Dataset content:
■ ■ ■ ■ ■
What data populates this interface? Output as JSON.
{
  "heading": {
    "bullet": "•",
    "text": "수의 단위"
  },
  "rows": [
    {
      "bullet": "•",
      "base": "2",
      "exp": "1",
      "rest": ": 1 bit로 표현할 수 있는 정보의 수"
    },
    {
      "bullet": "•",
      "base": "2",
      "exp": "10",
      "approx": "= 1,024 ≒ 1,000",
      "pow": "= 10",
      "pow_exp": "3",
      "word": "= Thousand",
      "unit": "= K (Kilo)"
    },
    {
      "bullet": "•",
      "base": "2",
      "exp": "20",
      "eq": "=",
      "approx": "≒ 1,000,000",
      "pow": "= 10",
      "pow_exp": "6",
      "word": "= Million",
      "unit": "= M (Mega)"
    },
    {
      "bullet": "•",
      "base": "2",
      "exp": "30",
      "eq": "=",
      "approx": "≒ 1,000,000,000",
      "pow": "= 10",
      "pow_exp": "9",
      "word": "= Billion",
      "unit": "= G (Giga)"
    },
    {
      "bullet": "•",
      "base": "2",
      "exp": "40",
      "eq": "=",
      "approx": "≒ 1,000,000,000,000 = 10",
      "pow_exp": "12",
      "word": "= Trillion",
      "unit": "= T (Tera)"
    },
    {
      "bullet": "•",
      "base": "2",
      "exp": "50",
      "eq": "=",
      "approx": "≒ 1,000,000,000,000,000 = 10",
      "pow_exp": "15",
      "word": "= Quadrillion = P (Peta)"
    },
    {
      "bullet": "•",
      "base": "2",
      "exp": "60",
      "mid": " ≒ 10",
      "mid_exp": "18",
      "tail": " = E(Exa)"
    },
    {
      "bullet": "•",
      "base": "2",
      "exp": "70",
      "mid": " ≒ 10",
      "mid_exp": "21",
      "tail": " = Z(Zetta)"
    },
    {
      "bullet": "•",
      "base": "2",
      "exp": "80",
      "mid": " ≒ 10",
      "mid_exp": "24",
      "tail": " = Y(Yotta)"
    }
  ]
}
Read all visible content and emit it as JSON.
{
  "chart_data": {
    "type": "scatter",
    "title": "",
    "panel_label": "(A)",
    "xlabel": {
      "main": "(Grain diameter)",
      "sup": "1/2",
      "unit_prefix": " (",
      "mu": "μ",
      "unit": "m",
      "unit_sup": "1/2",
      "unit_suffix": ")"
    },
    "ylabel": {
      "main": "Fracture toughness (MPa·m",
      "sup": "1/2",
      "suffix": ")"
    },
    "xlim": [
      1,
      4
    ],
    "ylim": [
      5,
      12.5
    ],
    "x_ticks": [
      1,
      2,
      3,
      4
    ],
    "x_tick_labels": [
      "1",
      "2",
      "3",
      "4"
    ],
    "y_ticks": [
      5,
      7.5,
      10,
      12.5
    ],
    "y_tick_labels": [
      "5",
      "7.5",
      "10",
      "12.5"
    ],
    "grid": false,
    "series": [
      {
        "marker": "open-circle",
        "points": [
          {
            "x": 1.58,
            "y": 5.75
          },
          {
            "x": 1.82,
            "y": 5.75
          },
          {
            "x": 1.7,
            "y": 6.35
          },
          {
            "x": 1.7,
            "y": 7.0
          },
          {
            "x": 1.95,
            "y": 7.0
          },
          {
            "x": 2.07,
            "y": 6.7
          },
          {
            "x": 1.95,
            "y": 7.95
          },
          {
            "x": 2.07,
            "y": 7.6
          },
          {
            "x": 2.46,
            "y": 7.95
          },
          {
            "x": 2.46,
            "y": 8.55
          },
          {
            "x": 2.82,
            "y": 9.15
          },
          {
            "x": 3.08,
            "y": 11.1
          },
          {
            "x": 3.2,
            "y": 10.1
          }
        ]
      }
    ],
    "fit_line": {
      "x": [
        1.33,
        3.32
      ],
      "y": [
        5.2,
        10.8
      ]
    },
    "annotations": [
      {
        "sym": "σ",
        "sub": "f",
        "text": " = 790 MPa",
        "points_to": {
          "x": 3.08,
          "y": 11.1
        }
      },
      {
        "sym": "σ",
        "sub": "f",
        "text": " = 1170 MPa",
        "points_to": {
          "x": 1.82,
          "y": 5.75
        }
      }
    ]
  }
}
■ ■ ■ ■ ■
Task instructions: Using the entries above, please restate each one word for word.

Answer to the task:
What data populates this interface? Output as JSON.
{
  "heading": {
    "bullet": "•",
    "text": "수의 단위"
  },
  "rows": [
    {
      "bullet": "•",
      "base": "2",
      "exp": "1",
      "rest": ": 1 bit로 표현할 수 있는 정보의 수"
    },
    {
      "bullet": "•",
      "base": "2",
      "exp": "10",
      "approx": "= 1,024 ≒ 1,000",
      "pow": "= 10",
      "pow_exp": "3",
      "word": "= Thousand",
      "unit": "= K (Kilo)"
    },
    {
      "bullet": "•",
      "base": "2",
      "exp": "20",
      "eq": "=",
      "approx": "≒ 1,000,000",
      "pow": "= 10",
      "pow_exp": "6",
      "word": "= Million",
      "unit": "= M (Mega)"
    },
    {
      "bullet": "•",
      "base": "2",
      "exp": "30",
      "eq": "=",
      "approx": "≒ 1,000,000,000",
      "pow": "= 10",
      "pow_exp": "9",
      "word": "= Billion",
      "unit": "= G (Giga)"
    },
    {
      "bullet": "•",
      "base": "2",
      "exp": "40",
      "eq": "=",
      "approx": "≒ 1,000,000,000,000 = 10",
      "pow_exp": "12",
      "word": "= Trillion",
      "unit": "= T (Tera)"
    },
    {
      "bullet": "•",
      "base": "2",
      "exp": "50",
      "eq": "=",
      "approx": "≒ 1,000,000,000,000,000 = 10",
      "pow_exp": "15",
      "word": "= Quadrillion = P (Peta)"
    },
    {
      "bullet": "•",
      "base": "2",
      "exp": "60",
      "mid": " ≒ 10",
      "mid_exp": "18",
      "tail": " = E(Exa)"
    },
    {
      "bullet": "•",
      "base": "2",
      "exp": "70",
      "mid": " ≒ 10",
      "mid_exp": "21",
      "tail": " = Z(Zetta)"
    },
    {
      "bullet": "•",
      "base": "2",
      "exp": "80",
      "mid": " ≒ 10",
      "mid_exp": "24",
      "tail": " = Y(Yotta)"
    }
  ]
}
Read all visible content and emit it as JSON.
{
  "chart_data": {
    "type": "scatter",
    "title": "",
    "panel_label": "(A)",
    "xlabel": {
      "main": "(Grain diameter)",
      "sup": "1/2",
      "unit_prefix": " (",
      "mu": "μ",
      "unit": "m",
      "unit_sup": "1/2",
      "unit_suffix": ")"
    },
    "ylabel": {
      "main": "Fracture toughness (MPa·m",
      "sup": "1/2",
      "suffix": ")"
    },
    "xlim": [
      1,
      4
    ],
    "ylim": [
      5,
      12.5
    ],
    "x_ticks": [
      1,
      2,
      3,
      4
    ],
    "x_tick_labels": [
      "1",
      "2",
      "3",
      "4"
    ],
    "y_ticks": [
      5,
      7.5,
      10,
      12.5
    ],
    "y_tick_labels": [
      "5",
      "7.5",
      "10",
      "12.5"
    ],
    "grid": false,
    "series": [
      {
        "marker": "open-circle",
        "points": [
          {
            "x": 1.58,
            "y": 5.75
          },
          {
            "x": 1.82,
            "y": 5.75
          },
          {
            "x": 1.7,
            "y": 6.35
          },
          {
            "x": 1.7,
            "y": 7.0
          },
          {
            "x": 1.95,
            "y": 7.0
          },
          {
            "x": 2.07,
            "y": 6.7
          },
          {
            "x": 1.95,
            "y": 7.95
          },
          {
            "x": 2.07,
            "y": 7.6
          },
          {
            "x": 2.46,
            "y": 7.95
          },
          {
            "x": 2.46,
            "y": 8.55
          },
          {
            "x": 2.82,
            "y": 9.15
          },
          {
            "x": 3.08,
            "y": 11.1
          },
          {
            "x": 3.2,
            "y": 10.1
          }
        ]
      }
    ],
    "fit_line": {
      "x": [
        1.33,
        3.32
      ],
      "y": [
        5.2,
        10.8
      ]
    },
    "annotations": [
      {
        "sym": "σ",
        "sub": "f",
        "text": " = 790 MPa",
        "points_to": {
          "x": 3.08,
          "y": 11.1
        }
      },
      {
        "sym": "σ",
        "sub": "f",
        "text": " = 1170 MPa",
        "points_to": {
          "x": 1.82,
          "y": 5.75
        }
      }
    ]
  }
}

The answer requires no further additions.